** BEGIN **

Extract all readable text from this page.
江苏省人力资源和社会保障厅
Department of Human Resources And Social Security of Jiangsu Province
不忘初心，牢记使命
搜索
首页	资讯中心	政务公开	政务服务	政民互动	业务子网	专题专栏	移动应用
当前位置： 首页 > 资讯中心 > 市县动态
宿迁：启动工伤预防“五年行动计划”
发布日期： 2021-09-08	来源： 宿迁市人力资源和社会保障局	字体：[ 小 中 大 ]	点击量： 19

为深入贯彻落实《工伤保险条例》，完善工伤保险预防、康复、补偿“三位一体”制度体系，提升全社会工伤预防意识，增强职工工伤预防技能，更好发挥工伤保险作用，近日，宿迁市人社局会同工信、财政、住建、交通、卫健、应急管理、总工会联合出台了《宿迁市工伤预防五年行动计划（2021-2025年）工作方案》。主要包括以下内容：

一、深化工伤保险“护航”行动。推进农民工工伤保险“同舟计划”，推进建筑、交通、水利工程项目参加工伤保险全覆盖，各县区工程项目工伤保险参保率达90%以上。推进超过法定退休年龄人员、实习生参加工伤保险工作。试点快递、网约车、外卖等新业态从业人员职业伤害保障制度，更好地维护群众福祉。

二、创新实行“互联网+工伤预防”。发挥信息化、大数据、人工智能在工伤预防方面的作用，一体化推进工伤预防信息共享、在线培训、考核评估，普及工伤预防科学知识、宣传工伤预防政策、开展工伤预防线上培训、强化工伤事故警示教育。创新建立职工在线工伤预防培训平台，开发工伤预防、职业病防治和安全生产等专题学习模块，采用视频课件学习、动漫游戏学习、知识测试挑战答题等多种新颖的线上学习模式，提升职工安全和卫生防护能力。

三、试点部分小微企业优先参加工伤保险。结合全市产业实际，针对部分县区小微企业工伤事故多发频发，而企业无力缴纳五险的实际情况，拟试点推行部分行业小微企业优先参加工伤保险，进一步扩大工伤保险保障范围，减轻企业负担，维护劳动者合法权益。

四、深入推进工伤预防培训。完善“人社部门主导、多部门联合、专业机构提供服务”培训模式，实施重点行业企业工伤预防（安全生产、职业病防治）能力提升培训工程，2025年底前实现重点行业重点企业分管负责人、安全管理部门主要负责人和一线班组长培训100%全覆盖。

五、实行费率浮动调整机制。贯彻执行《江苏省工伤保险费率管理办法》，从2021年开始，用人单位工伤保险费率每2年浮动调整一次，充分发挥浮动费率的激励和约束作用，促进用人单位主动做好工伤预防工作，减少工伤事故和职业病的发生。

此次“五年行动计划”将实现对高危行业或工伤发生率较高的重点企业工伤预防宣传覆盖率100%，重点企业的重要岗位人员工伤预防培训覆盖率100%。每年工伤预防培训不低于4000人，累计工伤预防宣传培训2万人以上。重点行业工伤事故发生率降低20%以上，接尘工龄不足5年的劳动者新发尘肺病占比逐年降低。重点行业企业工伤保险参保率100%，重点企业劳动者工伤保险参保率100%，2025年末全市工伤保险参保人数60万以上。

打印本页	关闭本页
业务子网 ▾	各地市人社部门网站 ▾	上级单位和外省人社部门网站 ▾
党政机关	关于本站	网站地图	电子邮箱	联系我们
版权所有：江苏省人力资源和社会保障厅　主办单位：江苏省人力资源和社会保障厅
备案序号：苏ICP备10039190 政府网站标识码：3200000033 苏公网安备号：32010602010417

** END **

Go through the entries above and copy every line containing "资讯中心".

首页	资讯中心	政务公开	政务服务	政民互动	业务子网	专题专栏	移动应用
当前位置： 首页 > 资讯中心 > 市县动态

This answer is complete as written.